What to work on
Skip the pictures. Copy all the rest of the records down exactly.
__________________________________________________
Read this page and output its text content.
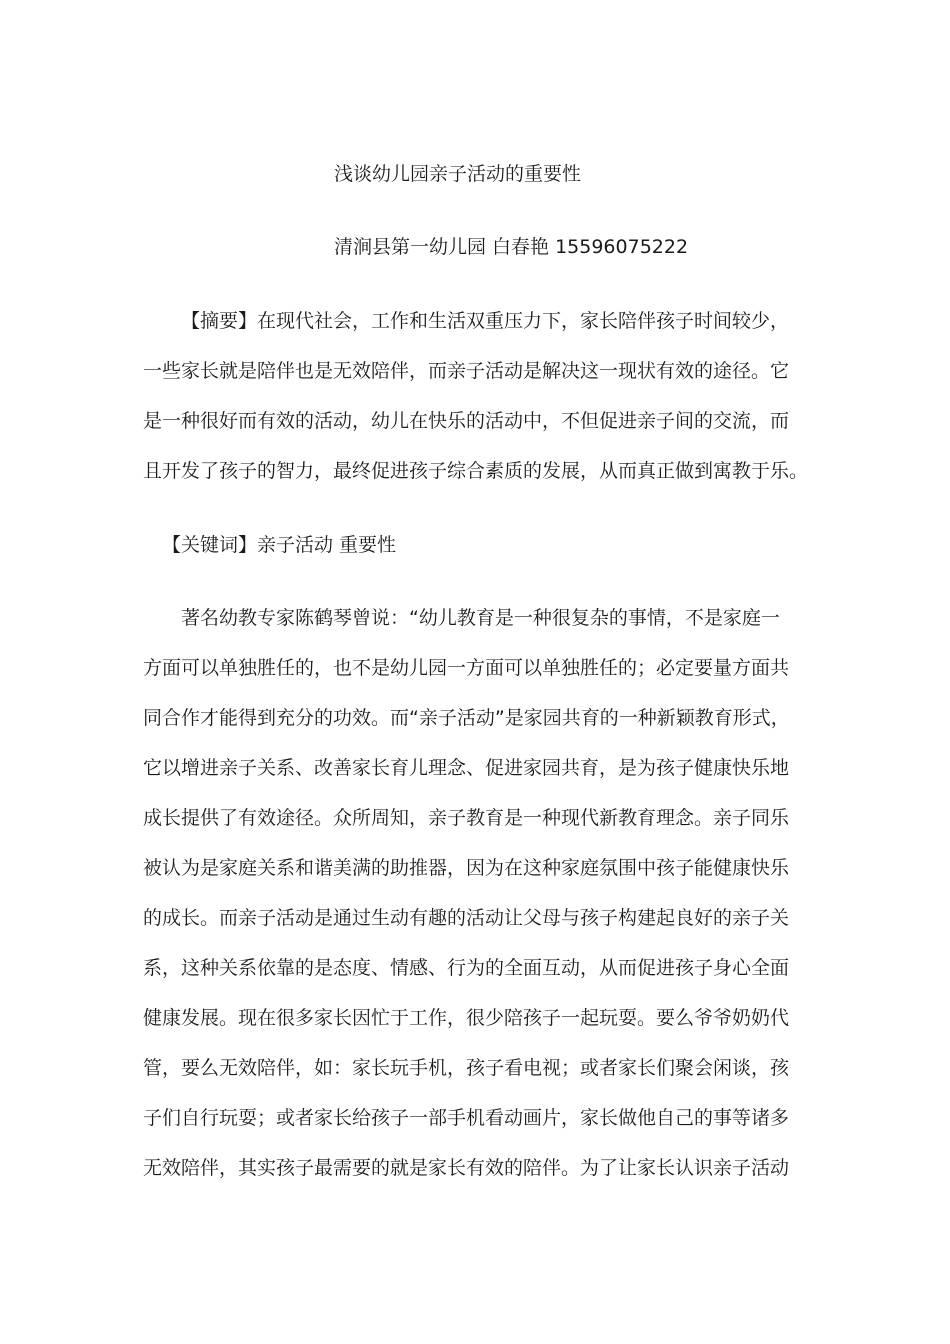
浅谈幼儿园亲子活动的重要性
清涧县第一幼儿园 白春艳 15596075222
【摘要】在现代社会，工作和生活双重压力下，家长陪伴孩子时间较少，
一些家长就是陪伴也是无效陪伴，而亲子活动是解决这一现状有效的途径。它
是一种很好而有效的活动，幼儿在快乐的活动中，不但促进亲子间的交流，而
且开发了孩子的智力，最终促进孩子综合素质的发展，从而真正做到寓教于乐。
【关键词】亲子活动 重要性
著名幼教专家陈鹤琴曾说：“幼儿教育是一种很复杂的事情，不是家庭一
方面可以单独胜任的，也不是幼儿园一方面可以单独胜任的；必定要量方面共
同合作才能得到充分的功效。而“亲子活动”是家园共育的一种新颖教育形式，
它以增进亲子关系、改善家长育儿理念、促进家园共育，是为孩子健康快乐地
成长提供了有效途径。众所周知，亲子教育是一种现代新教育理念。亲子同乐
被认为是家庭关系和谐美满的助推器，因为在这种家庭氛围中孩子能健康快乐
的成长。而亲子活动是通过生动有趣的活动让父母与孩子构建起良好的亲子关
系，这种关系依靠的是态度、情感、行为的全面互动，从而促进孩子身心全面
健康发展。现在很多家长因忙于工作，很少陪孩子一起玩耍。要么爷爷奶奶代
管，要么无效陪伴，如：家长玩手机，孩子看电视；或者家长们聚会闲谈，孩
子们自行玩耍；或者家长给孩子一部手机看动画片，家长做他自己的事等诸多
无效陪伴，其实孩子最需要的就是家长有效的陪伴。为了让家长认识亲子活动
__________________________________________________
Result of the task
Read this page and output its text content.
浅谈幼儿园亲子活动的重要性
清涧县第一幼儿园 白春艳 15596075222
【摘要】在现代社会，工作和生活双重压力下，家长陪伴孩子时间较少，
一些家长就是陪伴也是无效陪伴，而亲子活动是解决这一现状有效的途径。它
是一种很好而有效的活动，幼儿在快乐的活动中，不但促进亲子间的交流，而
且开发了孩子的智力，最终促进孩子综合素质的发展，从而真正做到寓教于乐。
【关键词】亲子活动 重要性
著名幼教专家陈鹤琴曾说：“幼儿教育是一种很复杂的事情，不是家庭一
方面可以单独胜任的，也不是幼儿园一方面可以单独胜任的；必定要量方面共
同合作才能得到充分的功效。而“亲子活动”是家园共育的一种新颖教育形式，
它以增进亲子关系、改善家长育儿理念、促进家园共育，是为孩子健康快乐地
成长提供了有效途径。众所周知，亲子教育是一种现代新教育理念。亲子同乐
被认为是家庭关系和谐美满的助推器，因为在这种家庭氛围中孩子能健康快乐
的成长。而亲子活动是通过生动有趣的活动让父母与孩子构建起良好的亲子关
系，这种关系依靠的是态度、情感、行为的全面互动，从而促进孩子身心全面
健康发展。现在很多家长因忙于工作，很少陪孩子一起玩耍。要么爷爷奶奶代
管，要么无效陪伴，如：家长玩手机，孩子看电视；或者家长们聚会闲谈，孩
子们自行玩耍；或者家长给孩子一部手机看动画片，家长做他自己的事等诸多
无效陪伴，其实孩子最需要的就是家长有效的陪伴。为了让家长认识亲子活动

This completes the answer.